[Goal]: Copy the lines holding the word "label", all of them.

--- Begin Raw records ---

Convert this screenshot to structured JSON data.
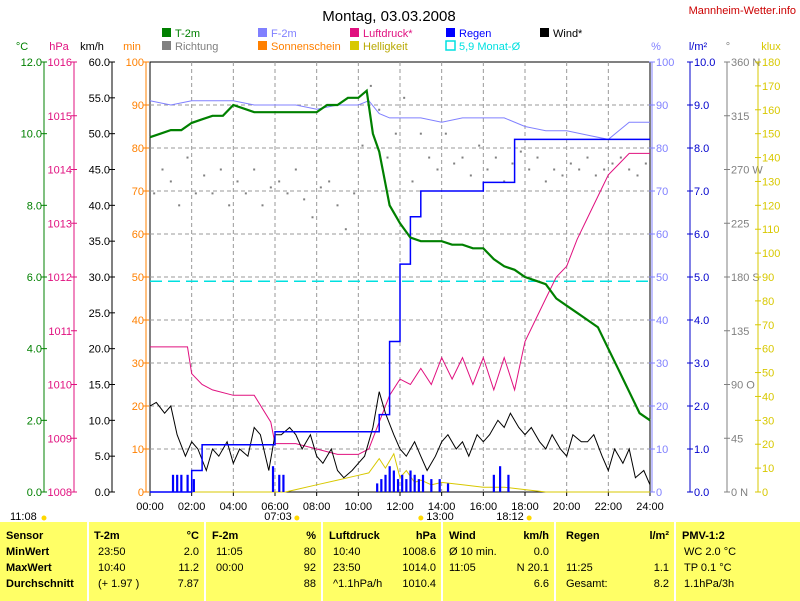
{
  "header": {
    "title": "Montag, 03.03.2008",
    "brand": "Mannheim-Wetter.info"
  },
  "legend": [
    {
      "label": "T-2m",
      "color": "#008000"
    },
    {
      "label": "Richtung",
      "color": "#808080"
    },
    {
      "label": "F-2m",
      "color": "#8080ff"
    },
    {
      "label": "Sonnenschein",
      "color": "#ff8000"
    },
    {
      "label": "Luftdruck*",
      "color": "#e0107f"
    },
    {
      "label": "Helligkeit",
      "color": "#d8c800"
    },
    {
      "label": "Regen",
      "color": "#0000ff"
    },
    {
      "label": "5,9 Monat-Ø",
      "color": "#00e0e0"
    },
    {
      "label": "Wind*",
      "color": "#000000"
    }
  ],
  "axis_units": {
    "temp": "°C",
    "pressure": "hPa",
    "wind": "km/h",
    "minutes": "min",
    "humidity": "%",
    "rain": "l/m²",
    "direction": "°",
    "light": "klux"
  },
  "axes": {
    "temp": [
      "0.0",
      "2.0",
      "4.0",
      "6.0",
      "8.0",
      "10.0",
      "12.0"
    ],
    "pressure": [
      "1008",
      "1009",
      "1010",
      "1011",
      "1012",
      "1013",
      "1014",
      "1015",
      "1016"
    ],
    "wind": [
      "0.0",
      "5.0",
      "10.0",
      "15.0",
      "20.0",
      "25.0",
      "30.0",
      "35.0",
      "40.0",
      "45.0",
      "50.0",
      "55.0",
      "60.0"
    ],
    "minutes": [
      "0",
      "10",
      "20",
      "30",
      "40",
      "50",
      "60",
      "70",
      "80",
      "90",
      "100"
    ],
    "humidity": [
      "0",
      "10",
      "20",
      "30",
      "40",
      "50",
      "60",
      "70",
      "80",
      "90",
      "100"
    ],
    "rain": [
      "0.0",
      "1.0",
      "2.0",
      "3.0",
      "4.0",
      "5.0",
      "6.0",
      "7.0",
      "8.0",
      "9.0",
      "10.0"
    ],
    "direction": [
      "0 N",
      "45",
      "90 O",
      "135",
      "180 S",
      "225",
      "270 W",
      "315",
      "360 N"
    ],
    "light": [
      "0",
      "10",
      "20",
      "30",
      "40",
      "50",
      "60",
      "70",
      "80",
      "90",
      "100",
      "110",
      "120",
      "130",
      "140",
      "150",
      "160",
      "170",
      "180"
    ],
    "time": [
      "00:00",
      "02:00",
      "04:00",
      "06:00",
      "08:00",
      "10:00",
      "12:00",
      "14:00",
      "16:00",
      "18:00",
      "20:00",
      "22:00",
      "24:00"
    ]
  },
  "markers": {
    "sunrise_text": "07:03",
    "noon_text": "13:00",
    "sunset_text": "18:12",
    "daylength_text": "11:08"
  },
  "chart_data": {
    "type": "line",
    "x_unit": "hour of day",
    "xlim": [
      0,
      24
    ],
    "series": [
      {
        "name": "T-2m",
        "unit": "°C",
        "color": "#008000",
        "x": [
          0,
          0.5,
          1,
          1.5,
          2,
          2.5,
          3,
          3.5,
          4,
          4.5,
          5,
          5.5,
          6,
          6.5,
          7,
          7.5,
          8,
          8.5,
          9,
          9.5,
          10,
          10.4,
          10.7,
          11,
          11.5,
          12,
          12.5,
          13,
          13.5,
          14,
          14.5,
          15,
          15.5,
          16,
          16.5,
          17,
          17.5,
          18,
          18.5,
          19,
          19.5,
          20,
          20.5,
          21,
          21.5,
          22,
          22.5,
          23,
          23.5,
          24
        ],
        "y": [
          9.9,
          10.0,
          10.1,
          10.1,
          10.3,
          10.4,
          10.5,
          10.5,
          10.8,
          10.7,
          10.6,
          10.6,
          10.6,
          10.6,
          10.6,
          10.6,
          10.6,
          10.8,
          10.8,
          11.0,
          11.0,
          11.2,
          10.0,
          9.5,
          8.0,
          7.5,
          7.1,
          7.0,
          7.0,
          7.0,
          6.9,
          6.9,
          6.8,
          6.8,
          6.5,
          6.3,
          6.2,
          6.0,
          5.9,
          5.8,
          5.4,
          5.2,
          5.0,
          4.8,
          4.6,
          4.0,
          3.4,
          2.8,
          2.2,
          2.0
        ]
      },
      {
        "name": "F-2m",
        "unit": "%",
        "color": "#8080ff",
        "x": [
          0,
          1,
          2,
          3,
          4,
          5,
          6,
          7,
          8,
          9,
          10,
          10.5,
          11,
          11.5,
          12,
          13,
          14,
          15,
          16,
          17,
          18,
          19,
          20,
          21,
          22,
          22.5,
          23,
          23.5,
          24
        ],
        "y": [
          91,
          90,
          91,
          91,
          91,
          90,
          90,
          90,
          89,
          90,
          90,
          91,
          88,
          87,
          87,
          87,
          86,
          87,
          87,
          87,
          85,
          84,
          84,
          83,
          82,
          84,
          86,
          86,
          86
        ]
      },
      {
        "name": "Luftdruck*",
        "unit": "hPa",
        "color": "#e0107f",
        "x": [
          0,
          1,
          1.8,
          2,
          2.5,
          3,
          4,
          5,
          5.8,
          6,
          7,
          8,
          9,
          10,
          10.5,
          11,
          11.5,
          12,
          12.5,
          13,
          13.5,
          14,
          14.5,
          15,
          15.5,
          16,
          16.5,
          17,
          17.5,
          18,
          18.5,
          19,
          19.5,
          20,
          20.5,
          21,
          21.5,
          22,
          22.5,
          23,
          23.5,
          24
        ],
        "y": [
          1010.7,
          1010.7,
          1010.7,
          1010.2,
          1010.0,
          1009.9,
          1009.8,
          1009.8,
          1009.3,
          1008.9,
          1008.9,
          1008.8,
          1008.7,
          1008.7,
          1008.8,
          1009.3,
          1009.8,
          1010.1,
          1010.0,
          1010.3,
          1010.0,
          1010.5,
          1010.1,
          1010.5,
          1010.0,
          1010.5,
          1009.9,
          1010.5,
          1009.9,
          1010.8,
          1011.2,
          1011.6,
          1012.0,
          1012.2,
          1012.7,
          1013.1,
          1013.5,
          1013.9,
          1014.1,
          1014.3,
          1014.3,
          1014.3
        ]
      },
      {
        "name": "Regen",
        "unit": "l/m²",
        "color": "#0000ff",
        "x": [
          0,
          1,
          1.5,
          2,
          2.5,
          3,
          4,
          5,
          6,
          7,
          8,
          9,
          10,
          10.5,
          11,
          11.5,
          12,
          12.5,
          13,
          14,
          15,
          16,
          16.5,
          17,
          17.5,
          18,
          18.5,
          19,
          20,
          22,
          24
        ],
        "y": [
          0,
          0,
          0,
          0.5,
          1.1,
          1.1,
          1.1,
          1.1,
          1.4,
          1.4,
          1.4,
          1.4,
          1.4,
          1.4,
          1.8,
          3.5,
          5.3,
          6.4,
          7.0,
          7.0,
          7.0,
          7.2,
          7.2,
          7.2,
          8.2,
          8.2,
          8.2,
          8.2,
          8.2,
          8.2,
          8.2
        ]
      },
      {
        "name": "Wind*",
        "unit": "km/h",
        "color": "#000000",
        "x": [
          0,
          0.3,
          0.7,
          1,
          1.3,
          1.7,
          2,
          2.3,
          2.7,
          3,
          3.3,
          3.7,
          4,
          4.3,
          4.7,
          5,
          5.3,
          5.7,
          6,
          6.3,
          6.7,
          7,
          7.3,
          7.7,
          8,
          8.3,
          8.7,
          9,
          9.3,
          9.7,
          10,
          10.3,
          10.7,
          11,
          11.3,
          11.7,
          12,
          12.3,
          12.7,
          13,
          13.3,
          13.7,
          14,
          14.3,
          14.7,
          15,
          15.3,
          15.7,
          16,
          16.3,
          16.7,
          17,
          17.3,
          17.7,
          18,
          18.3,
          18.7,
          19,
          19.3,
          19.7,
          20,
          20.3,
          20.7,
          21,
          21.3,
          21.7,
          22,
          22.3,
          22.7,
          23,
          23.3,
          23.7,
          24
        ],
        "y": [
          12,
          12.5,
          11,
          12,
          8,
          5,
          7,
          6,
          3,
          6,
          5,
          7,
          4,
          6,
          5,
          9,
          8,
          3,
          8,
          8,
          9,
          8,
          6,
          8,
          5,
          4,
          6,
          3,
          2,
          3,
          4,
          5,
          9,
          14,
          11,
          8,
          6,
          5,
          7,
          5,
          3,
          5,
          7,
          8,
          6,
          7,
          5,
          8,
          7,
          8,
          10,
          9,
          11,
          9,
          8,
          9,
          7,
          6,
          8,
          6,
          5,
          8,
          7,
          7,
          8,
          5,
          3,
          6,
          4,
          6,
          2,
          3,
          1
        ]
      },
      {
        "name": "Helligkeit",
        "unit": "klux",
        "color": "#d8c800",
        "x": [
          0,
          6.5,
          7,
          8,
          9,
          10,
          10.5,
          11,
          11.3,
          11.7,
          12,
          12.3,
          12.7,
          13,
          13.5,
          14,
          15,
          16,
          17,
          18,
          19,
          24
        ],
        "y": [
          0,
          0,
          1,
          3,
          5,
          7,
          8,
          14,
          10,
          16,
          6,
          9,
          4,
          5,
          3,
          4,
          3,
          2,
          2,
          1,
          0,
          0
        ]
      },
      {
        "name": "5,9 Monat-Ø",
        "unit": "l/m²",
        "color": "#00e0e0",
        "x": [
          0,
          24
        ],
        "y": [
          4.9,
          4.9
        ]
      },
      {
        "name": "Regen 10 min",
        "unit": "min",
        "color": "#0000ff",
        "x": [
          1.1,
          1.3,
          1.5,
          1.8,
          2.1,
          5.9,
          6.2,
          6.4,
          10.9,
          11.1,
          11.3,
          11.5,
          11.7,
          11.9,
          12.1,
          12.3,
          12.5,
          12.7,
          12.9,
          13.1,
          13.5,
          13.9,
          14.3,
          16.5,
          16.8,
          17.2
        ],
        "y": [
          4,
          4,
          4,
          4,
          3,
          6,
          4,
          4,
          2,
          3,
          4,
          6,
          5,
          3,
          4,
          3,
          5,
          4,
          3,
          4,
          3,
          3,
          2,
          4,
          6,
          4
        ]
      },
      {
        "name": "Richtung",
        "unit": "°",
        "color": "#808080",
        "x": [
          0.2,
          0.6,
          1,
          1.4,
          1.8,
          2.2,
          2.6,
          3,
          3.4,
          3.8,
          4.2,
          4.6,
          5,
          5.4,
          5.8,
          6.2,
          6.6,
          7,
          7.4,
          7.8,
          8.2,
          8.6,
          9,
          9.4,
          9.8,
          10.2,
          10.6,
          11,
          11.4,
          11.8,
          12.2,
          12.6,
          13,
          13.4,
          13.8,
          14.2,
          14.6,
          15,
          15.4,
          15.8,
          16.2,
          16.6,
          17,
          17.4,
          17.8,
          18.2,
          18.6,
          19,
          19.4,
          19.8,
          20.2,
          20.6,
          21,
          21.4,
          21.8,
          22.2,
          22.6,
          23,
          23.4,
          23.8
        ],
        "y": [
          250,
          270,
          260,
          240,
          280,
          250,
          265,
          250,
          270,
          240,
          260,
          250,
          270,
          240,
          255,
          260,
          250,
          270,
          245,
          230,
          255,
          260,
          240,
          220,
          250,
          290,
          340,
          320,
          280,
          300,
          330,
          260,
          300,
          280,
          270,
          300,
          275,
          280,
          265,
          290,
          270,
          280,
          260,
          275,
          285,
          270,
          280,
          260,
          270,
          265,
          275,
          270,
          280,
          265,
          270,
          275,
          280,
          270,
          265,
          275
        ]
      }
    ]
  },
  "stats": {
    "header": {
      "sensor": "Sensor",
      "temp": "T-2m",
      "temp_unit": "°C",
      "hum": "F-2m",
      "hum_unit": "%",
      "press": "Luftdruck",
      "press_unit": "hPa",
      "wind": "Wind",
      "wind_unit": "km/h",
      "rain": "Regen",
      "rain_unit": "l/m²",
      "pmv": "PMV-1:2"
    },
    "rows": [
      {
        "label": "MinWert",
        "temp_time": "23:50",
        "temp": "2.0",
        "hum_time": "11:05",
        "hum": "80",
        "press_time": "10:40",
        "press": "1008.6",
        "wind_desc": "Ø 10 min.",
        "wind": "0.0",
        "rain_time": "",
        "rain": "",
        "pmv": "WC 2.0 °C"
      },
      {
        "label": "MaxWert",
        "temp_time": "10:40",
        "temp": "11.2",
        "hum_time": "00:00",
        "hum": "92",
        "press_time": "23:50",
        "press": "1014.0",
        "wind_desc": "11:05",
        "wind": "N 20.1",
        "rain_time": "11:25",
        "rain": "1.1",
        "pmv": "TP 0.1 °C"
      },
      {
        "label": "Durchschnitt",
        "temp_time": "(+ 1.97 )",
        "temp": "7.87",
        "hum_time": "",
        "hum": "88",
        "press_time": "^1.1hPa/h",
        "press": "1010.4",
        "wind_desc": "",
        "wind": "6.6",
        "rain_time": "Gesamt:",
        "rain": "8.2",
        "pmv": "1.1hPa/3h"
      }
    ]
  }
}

--- End Raw records ---

[Solved exercise]:
      "label": "T-2m",
      "label": "Richtung",
      "label": "F-2m",
      "label": "Sonnenschein",
      "label": "Luftdruck*",
      "label": "Helligkeit",
      "label": "Regen",
      "label": "5,9 Monat-Ø",
      "label": "Wind*",
        "label": "MinWert",
        "label": "MaxWert",
        "label": "Durchschnitt",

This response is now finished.